#### [Stated task]
Copy all of the material word for word, except for the pictures.

#### [Listing]
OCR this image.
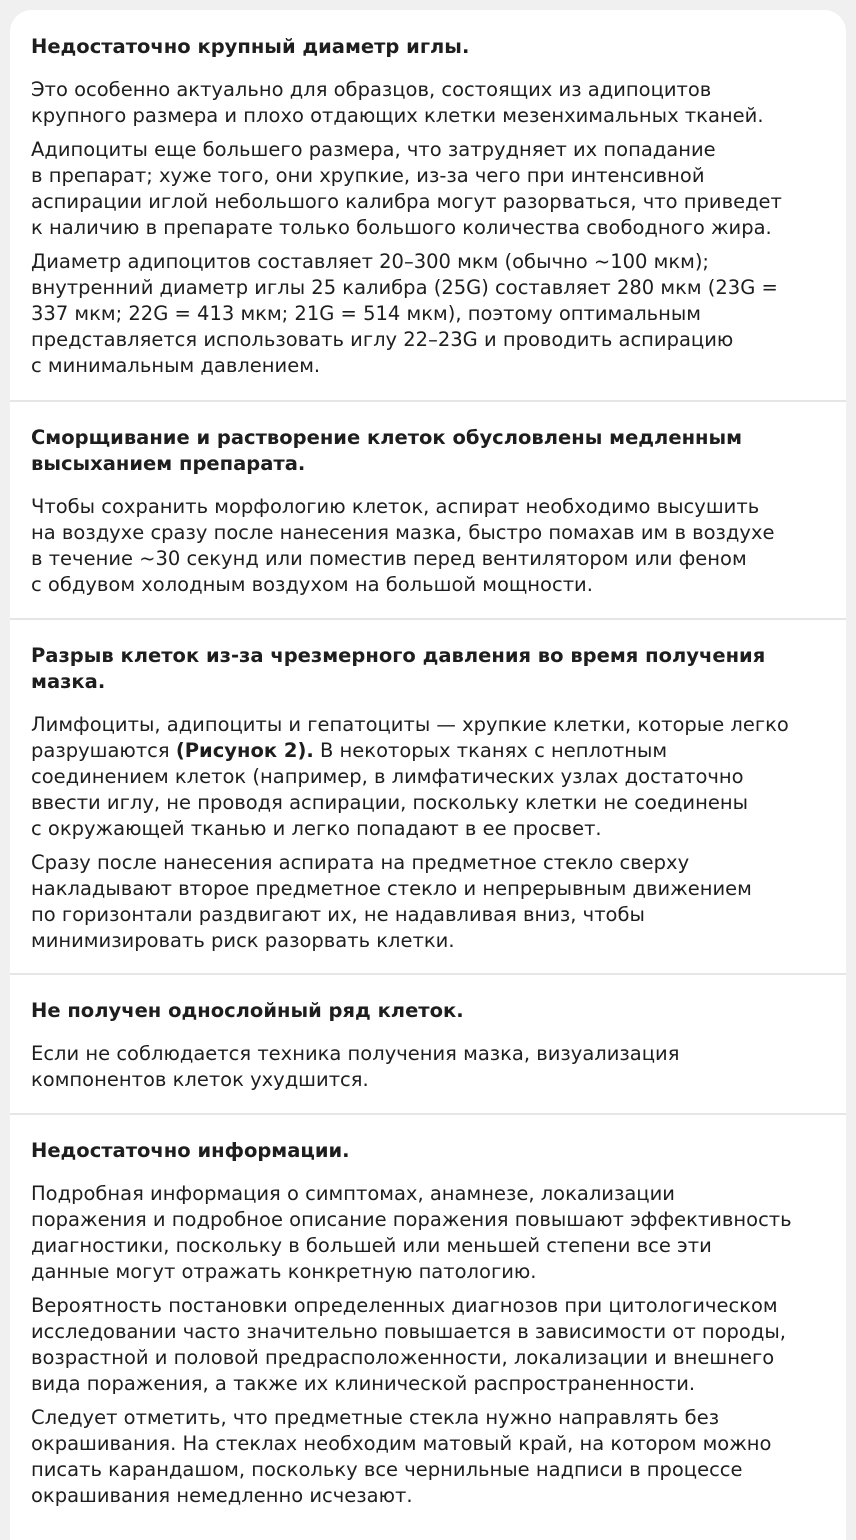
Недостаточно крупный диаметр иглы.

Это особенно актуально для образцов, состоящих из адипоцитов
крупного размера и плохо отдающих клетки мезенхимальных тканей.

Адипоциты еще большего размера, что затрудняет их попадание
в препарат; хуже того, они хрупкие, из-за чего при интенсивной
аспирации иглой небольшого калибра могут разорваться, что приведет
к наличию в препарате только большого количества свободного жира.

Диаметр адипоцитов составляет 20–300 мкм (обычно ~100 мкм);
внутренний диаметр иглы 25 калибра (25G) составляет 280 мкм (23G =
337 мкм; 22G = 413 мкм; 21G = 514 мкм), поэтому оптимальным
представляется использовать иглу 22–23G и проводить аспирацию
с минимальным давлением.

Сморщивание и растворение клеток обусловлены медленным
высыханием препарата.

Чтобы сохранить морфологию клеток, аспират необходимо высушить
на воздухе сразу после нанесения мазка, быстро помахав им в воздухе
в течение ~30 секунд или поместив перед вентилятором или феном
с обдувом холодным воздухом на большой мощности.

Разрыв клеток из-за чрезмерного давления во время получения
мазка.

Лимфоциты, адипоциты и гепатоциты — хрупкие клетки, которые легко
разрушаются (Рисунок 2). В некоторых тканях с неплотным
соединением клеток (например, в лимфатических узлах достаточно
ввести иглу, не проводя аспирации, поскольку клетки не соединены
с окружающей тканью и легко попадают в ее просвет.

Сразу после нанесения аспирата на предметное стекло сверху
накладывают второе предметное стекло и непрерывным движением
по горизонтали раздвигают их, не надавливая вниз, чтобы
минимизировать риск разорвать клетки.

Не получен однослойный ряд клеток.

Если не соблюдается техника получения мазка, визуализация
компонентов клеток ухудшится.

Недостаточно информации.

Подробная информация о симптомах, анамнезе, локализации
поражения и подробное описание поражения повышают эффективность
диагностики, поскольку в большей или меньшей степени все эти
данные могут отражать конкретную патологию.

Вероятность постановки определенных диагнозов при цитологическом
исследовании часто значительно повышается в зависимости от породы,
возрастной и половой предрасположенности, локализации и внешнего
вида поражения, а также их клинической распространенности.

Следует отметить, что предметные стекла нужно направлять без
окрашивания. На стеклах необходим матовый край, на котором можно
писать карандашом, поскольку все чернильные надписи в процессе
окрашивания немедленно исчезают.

#### [Completed exercise]
OCR this image.
Недостаточно крупный диаметр иглы.

Это особенно актуально для образцов, состоящих из адипоцитов
крупного размера и плохо отдающих клетки мезенхимальных тканей.

Адипоциты еще большего размера, что затрудняет их попадание
в препарат; хуже того, они хрупкие, из-за чего при интенсивной
аспирации иглой небольшого калибра могут разорваться, что приведет
к наличию в препарате только большого количества свободного жира.

Диаметр адипоцитов составляет 20–300 мкм (обычно ~100 мкм);
внутренний диаметр иглы 25 калибра (25G) составляет 280 мкм (23G =
337 мкм; 22G = 413 мкм; 21G = 514 мкм), поэтому оптимальным
представляется использовать иглу 22–23G и проводить аспирацию
с минимальным давлением.

Сморщивание и растворение клеток обусловлены медленным
высыханием препарата.

Чтобы сохранить морфологию клеток, аспират необходимо высушить
на воздухе сразу после нанесения мазка, быстро помахав им в воздухе
в течение ~30 секунд или поместив перед вентилятором или феном
с обдувом холодным воздухом на большой мощности.

Разрыв клеток из-за чрезмерного давления во время получения
мазка.

Лимфоциты, адипоциты и гепатоциты — хрупкие клетки, которые легко
разрушаются (Рисунок 2). В некоторых тканях с неплотным
соединением клеток (например, в лимфатических узлах достаточно
ввести иглу, не проводя аспирации, поскольку клетки не соединены
с окружающей тканью и легко попадают в ее просвет.

Сразу после нанесения аспирата на предметное стекло сверху
накладывают второе предметное стекло и непрерывным движением
по горизонтали раздвигают их, не надавливая вниз, чтобы
минимизировать риск разорвать клетки.

Не получен однослойный ряд клеток.

Если не соблюдается техника получения мазка, визуализация
компонентов клеток ухудшится.

Недостаточно информации.

Подробная информация о симптомах, анамнезе, локализации
поражения и подробное описание поражения повышают эффективность
диагностики, поскольку в большей или меньшей степени все эти
данные могут отражать конкретную патологию.

Вероятность постановки определенных диагнозов при цитологическом
исследовании часто значительно повышается в зависимости от породы,
возрастной и половой предрасположенности, локализации и внешнего
вида поражения, а также их клинической распространенности.

Следует отметить, что предметные стекла нужно направлять без
окрашивания. На стеклах необходим матовый край, на котором можно
писать карандашом, поскольку все чернильные надписи в процессе
окрашивания немедленно исчезают.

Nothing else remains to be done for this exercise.